==== Supplied records

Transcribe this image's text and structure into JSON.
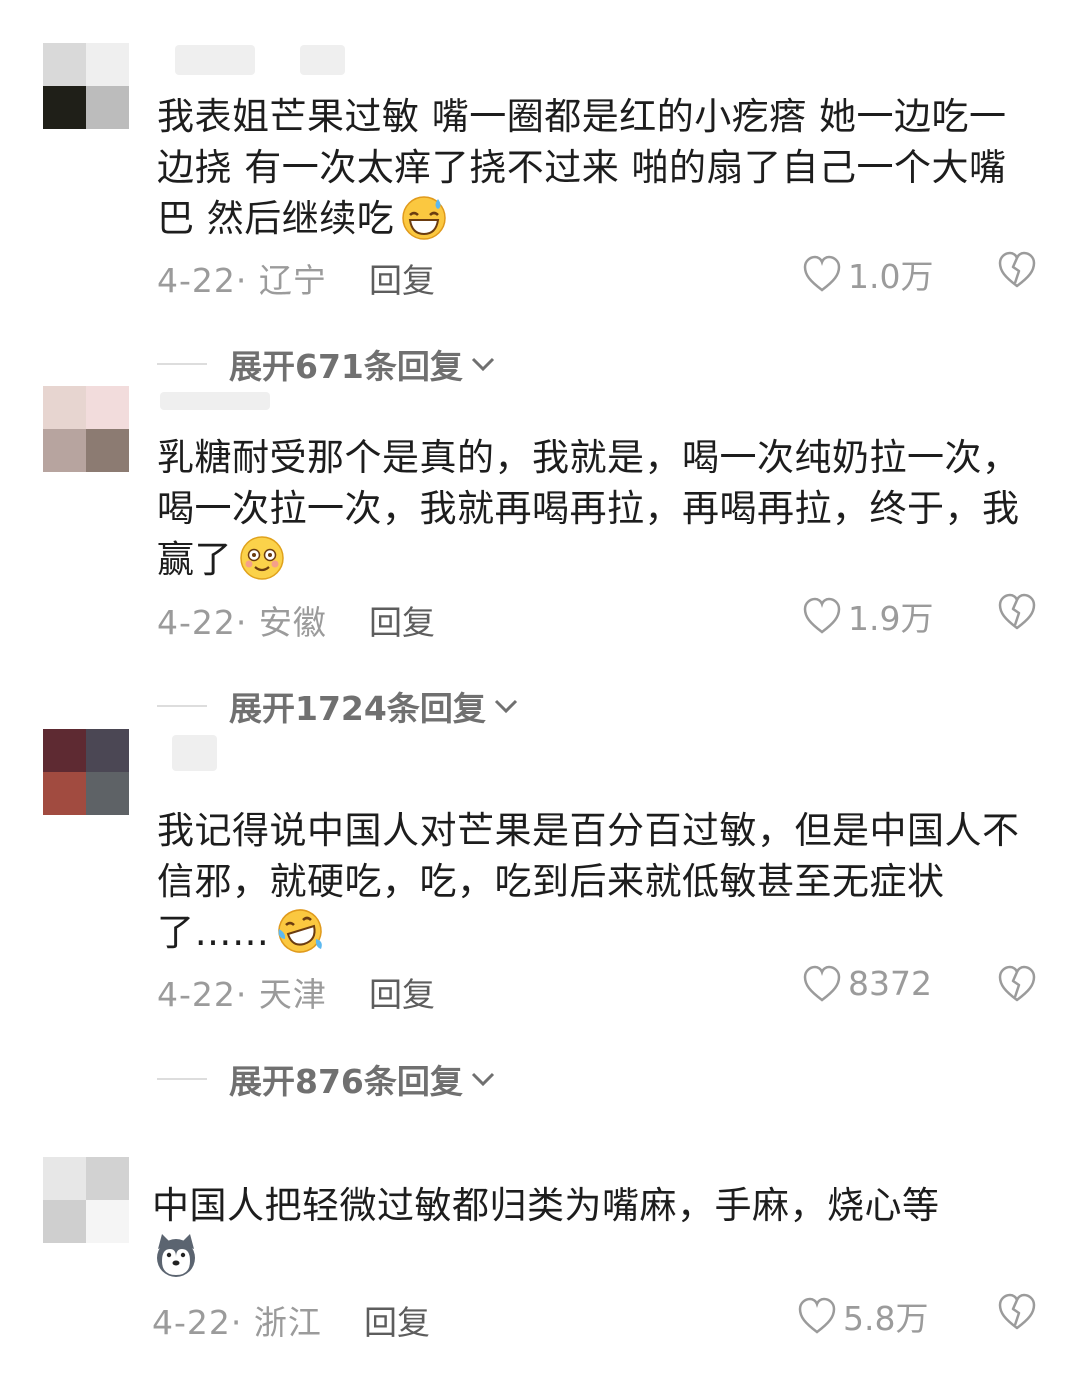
{
  "comments": [
    {
      "text": "我表姐芒果过敏 嘴一圈都是红的小疙瘩 她一边吃一边挠 有一次太痒了挠不过来 啪的扇了自己一个大嘴巴 然后继续吃",
      "emoji": "grinning-sweat-emoji",
      "date_region": "4-22· 辽宁",
      "reply": "回复",
      "likes": "1.0万",
      "expand": "展开671条回复",
      "avatar_colors": [
        "#d9d9d9",
        "#efefef",
        "#1f1f18",
        "#bcbcbc"
      ]
    },
    {
      "text": "乳糖耐受那个是真的，我就是，喝一次纯奶拉一次，喝一次拉一次，我就再喝再拉，再喝再拉，终于，我赢了",
      "emoji": "smiling-eyes-emoji",
      "date_region": "4-22· 安徽",
      "reply": "回复",
      "likes": "1.9万",
      "expand": "展开1724条回复",
      "avatar_colors": [
        "#e7d5d0",
        "#f2dcdc",
        "#b7a49f",
        "#8c7b72"
      ]
    },
    {
      "text": "我记得说中国人对芒果是百分百过敏，但是中国人不信邪，就硬吃，吃，吃到后来就低敏甚至无症状了……",
      "emoji": "tears-of-joy-emoji",
      "date_region": "4-22· 天津",
      "reply": "回复",
      "likes": "8372",
      "expand": "展开876条回复",
      "avatar_colors": [
        "#5e2a32",
        "#4b4754",
        "#a14b40",
        "#5e6266"
      ]
    },
    {
      "text": "中国人把轻微过敏都归类为嘴麻，手麻，烧心等",
      "emoji": "husky-emoji",
      "date_region": "4-22· 浙江",
      "reply": "回复",
      "likes": "5.8万",
      "avatar_colors": [
        "#e7e7e7",
        "#d2d2d2",
        "#cfcfcf",
        "#f5f5f5"
      ]
    }
  ],
  "colors": {
    "text": "#1d1d1d",
    "meta": "#9b9b9b",
    "reply": "#5d5d5d",
    "expand": "#707070"
  }
}
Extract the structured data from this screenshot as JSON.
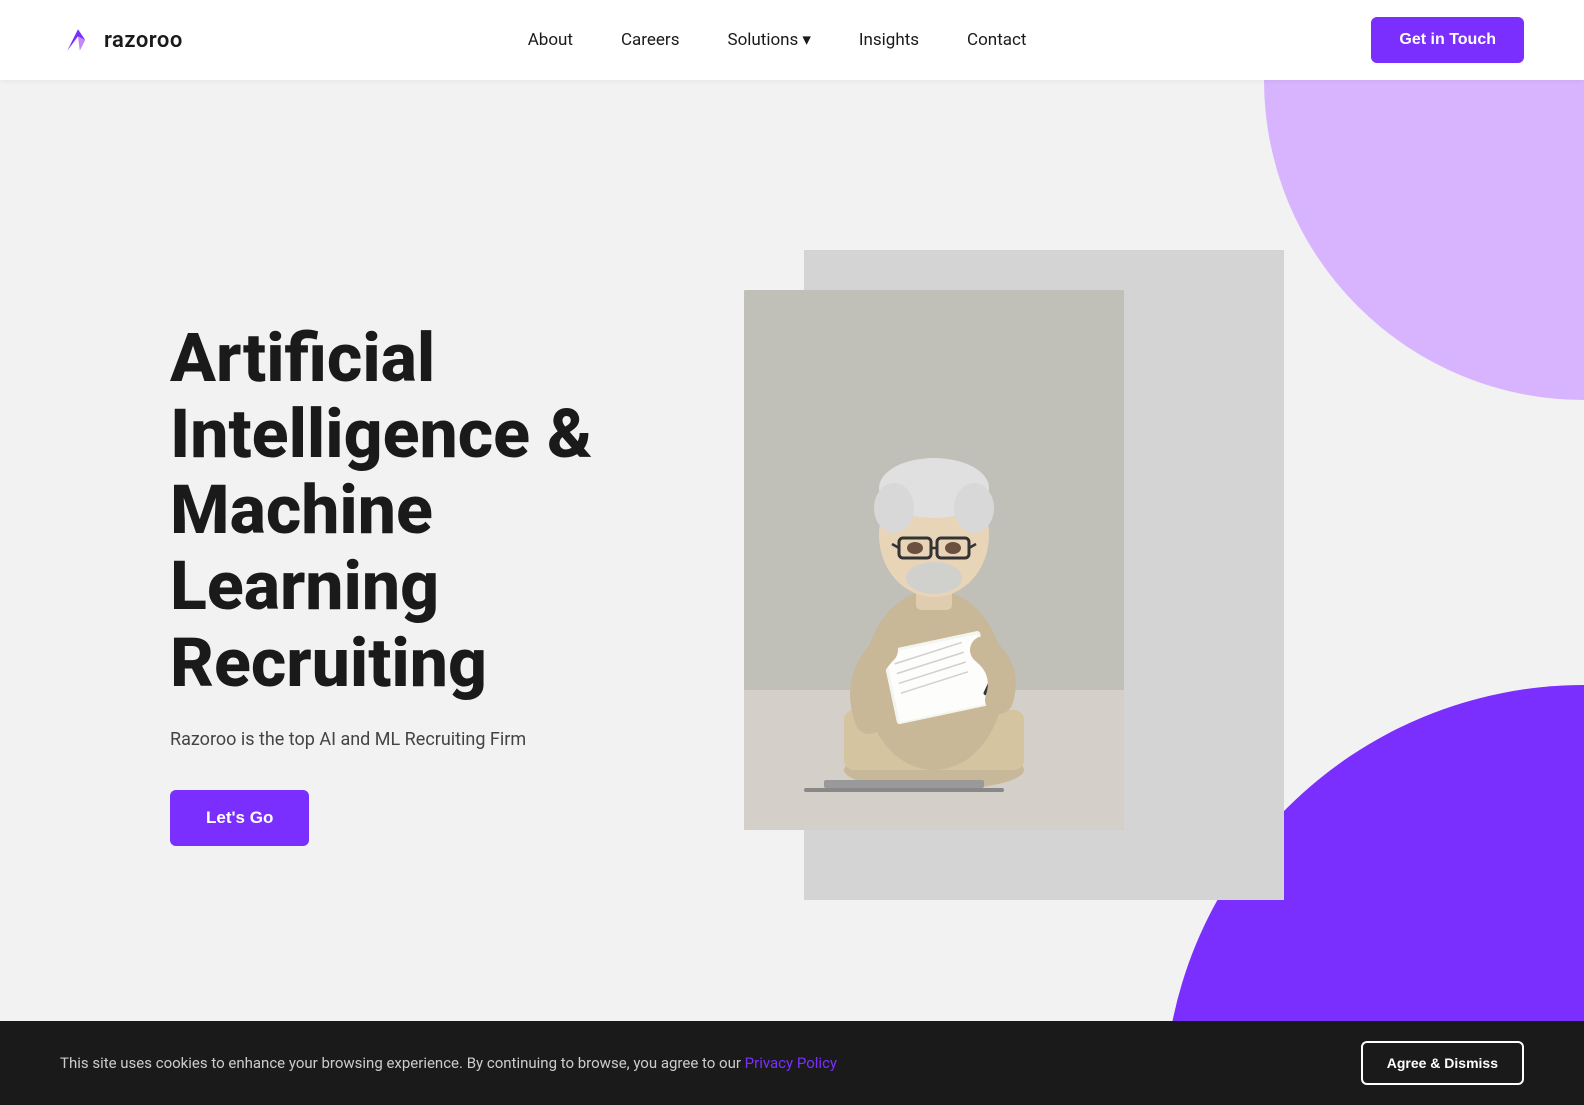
{
  "brand": {
    "name": "razoroo",
    "logo_alt": "Razoroo logo"
  },
  "navbar": {
    "links": [
      {
        "id": "about",
        "label": "About"
      },
      {
        "id": "careers",
        "label": "Careers"
      },
      {
        "id": "solutions",
        "label": "Solutions"
      },
      {
        "id": "insights",
        "label": "Insights"
      },
      {
        "id": "contact",
        "label": "Contact"
      }
    ],
    "cta_label": "Get in Touch"
  },
  "hero": {
    "title": "Artificial Intelligence & Machine Learning Recruiting",
    "subtitle": "Razoroo is the top AI and ML Recruiting Firm",
    "cta_label": "Let's Go"
  },
  "cookie": {
    "text": "This site uses cookies to enhance your browsing experience. By continuing to browse, you agree to our ",
    "link_text": "Privacy Policy",
    "dismiss_label": "Agree & Dismiss"
  }
}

========

• **Your instructions**
Your task is to gather every line with the word "Recruiting" and copy it.

• **Complete answer**
    "title": "Artificial Intelligence & Machine Learning Recruiting",
    "subtitle": "Razoroo is the top AI and ML Recruiting Firm",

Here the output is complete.